▶ _Prompt_:
Count lines with "drum" in them. Report only the total.

Collected data:
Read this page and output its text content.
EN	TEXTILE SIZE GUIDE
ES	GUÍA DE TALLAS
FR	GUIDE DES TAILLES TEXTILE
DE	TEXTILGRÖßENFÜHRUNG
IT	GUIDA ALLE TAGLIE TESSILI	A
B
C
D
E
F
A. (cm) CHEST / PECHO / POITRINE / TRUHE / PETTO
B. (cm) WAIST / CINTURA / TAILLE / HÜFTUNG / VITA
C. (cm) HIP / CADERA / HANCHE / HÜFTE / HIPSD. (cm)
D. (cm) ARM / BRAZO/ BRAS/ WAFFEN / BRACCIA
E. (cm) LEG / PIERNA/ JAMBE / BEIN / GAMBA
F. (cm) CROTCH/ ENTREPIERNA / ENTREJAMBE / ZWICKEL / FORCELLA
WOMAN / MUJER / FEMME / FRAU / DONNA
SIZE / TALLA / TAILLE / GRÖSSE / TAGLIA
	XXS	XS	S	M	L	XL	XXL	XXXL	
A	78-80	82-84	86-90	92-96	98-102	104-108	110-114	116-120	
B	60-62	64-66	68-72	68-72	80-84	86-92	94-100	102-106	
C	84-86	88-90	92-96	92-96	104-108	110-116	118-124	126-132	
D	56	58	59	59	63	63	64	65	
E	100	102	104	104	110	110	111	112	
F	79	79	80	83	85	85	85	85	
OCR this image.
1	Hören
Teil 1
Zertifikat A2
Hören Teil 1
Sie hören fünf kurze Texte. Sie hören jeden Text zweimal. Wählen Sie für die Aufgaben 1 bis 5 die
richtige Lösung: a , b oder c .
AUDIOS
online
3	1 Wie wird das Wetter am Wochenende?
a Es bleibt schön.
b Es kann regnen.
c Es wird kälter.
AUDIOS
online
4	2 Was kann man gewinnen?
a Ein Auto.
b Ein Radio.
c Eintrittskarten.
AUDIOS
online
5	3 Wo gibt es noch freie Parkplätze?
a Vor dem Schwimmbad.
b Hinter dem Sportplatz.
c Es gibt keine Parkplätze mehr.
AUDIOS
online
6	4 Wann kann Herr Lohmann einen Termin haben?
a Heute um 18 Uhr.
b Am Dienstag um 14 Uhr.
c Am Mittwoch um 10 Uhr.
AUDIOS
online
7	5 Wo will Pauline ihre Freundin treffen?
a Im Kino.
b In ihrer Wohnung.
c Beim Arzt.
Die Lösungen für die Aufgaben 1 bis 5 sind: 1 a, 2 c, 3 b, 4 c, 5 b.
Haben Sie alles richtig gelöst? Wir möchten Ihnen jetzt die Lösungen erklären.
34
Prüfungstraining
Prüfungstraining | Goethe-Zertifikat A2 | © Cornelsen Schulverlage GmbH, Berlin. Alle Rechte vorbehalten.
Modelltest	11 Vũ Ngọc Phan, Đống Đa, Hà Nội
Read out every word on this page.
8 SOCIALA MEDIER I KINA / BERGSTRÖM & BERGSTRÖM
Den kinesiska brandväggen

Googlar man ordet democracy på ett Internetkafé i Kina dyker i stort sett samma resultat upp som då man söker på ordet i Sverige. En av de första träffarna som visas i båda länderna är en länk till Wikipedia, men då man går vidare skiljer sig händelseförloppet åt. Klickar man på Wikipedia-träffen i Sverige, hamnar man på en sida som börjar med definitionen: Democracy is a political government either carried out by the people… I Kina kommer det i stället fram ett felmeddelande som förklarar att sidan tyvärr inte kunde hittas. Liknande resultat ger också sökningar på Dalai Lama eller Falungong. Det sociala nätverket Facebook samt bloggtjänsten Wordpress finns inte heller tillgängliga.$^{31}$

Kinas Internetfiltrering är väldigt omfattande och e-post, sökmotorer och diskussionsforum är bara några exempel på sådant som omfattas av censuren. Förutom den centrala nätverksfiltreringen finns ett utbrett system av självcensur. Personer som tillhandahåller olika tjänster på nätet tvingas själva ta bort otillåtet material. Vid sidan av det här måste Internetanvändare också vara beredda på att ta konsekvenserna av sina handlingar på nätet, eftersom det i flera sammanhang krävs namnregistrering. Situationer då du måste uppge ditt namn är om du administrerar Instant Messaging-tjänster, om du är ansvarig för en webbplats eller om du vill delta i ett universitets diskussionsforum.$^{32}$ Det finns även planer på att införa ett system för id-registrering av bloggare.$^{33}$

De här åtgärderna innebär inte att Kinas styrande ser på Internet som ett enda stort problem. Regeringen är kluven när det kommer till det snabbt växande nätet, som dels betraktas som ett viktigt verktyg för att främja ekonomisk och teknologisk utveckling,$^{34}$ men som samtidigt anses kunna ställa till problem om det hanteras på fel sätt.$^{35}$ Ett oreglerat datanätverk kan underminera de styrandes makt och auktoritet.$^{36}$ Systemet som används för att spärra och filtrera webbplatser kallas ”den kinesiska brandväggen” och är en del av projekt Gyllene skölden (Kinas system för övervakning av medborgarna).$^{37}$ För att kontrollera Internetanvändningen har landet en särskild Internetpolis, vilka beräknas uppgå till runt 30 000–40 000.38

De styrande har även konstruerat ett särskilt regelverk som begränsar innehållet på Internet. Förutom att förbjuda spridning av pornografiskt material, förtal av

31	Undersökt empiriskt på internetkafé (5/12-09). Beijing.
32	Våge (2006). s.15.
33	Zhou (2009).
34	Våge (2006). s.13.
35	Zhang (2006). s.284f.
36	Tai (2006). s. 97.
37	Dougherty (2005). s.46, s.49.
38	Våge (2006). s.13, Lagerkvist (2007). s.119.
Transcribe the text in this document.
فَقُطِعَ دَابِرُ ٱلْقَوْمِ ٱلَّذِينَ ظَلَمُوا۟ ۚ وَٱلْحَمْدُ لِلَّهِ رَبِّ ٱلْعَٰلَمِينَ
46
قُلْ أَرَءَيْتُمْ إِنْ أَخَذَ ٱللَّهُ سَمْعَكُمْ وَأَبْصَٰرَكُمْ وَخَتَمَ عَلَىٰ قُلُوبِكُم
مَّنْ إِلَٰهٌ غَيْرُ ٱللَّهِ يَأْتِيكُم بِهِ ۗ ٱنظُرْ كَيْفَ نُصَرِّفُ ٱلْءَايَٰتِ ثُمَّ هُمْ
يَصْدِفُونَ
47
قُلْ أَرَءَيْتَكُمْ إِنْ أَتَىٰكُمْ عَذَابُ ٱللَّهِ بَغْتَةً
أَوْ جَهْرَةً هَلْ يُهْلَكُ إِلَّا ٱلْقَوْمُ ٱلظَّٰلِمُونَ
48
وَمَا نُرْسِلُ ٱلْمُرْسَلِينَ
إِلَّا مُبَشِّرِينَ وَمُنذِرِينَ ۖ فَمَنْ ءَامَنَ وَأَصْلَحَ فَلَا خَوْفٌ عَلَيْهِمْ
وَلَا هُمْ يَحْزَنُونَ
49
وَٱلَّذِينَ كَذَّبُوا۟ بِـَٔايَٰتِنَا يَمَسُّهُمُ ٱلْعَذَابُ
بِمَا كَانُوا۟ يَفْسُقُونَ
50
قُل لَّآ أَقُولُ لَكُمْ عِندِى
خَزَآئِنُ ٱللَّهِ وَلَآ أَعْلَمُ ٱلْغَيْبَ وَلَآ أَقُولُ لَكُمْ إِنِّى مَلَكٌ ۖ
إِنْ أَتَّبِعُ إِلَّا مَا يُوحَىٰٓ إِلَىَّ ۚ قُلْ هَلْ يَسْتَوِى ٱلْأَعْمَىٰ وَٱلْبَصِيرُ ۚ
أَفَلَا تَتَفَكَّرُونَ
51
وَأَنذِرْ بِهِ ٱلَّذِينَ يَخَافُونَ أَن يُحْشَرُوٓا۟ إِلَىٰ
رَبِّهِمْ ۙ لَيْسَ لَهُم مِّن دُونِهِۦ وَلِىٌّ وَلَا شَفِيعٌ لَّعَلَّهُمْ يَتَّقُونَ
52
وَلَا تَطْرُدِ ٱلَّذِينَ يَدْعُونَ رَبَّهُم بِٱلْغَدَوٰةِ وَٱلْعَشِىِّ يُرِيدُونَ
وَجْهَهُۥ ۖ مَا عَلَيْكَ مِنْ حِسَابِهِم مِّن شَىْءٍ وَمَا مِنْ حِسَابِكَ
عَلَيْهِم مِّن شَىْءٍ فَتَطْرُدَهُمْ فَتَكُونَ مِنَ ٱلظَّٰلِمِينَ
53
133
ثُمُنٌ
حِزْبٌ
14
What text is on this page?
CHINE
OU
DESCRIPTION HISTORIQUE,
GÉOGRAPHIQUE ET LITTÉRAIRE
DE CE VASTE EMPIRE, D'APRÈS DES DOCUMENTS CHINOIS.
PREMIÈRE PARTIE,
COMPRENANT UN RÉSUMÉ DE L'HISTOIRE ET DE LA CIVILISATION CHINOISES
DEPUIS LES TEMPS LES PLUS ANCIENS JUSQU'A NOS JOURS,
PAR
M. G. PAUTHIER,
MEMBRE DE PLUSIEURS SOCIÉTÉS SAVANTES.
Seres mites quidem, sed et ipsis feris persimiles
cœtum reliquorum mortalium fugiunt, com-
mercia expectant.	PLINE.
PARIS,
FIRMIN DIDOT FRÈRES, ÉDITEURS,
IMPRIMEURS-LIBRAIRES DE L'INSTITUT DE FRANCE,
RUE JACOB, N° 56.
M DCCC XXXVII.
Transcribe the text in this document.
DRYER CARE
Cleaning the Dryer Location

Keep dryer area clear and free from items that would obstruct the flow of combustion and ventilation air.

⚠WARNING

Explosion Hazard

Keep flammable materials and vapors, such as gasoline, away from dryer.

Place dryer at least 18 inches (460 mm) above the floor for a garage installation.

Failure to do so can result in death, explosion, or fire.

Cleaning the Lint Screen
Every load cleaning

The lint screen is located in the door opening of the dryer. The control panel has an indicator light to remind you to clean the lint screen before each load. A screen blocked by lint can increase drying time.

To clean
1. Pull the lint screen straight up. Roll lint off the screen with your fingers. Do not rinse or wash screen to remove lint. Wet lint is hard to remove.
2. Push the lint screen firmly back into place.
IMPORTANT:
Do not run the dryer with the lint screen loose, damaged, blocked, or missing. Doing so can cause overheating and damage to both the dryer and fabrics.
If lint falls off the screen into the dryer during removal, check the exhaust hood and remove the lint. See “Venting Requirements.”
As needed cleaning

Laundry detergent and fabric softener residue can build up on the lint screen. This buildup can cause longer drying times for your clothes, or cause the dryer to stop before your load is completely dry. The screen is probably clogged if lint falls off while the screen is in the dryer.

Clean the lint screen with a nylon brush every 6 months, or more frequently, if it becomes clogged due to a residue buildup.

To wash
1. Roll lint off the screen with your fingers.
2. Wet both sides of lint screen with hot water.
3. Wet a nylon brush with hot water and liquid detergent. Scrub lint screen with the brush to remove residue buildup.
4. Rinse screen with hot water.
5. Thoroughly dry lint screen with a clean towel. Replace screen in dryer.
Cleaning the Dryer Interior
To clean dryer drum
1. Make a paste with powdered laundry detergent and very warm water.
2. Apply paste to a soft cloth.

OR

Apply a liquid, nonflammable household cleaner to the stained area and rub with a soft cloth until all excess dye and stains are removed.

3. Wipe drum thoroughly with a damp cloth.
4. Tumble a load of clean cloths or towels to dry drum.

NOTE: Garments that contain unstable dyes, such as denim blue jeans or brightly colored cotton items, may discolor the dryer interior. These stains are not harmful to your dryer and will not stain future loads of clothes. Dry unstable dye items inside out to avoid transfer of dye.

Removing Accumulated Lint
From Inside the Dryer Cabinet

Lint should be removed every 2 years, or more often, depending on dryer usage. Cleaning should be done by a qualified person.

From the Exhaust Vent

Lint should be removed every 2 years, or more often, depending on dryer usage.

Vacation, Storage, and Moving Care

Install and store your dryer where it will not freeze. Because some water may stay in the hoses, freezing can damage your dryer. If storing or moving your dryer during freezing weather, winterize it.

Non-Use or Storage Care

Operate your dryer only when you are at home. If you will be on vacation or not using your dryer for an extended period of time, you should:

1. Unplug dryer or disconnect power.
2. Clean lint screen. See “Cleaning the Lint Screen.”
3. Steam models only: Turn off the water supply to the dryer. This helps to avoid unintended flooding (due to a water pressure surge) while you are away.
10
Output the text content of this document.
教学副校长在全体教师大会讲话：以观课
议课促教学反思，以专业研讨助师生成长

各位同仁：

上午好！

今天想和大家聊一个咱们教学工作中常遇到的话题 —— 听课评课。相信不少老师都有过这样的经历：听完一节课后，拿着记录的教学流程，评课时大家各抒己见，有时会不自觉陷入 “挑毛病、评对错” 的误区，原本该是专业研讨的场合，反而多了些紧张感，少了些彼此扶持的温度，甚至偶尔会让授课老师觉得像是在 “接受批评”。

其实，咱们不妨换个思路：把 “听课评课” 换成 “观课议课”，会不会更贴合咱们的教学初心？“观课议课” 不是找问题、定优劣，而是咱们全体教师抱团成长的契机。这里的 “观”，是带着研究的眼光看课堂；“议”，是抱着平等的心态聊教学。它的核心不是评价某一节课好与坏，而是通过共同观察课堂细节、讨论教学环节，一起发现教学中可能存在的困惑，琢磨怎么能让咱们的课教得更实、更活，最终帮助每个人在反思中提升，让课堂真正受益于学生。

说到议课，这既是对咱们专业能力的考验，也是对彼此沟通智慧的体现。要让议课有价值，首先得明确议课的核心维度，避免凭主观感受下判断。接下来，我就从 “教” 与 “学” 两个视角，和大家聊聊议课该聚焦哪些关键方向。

▶ _Final answer_:
3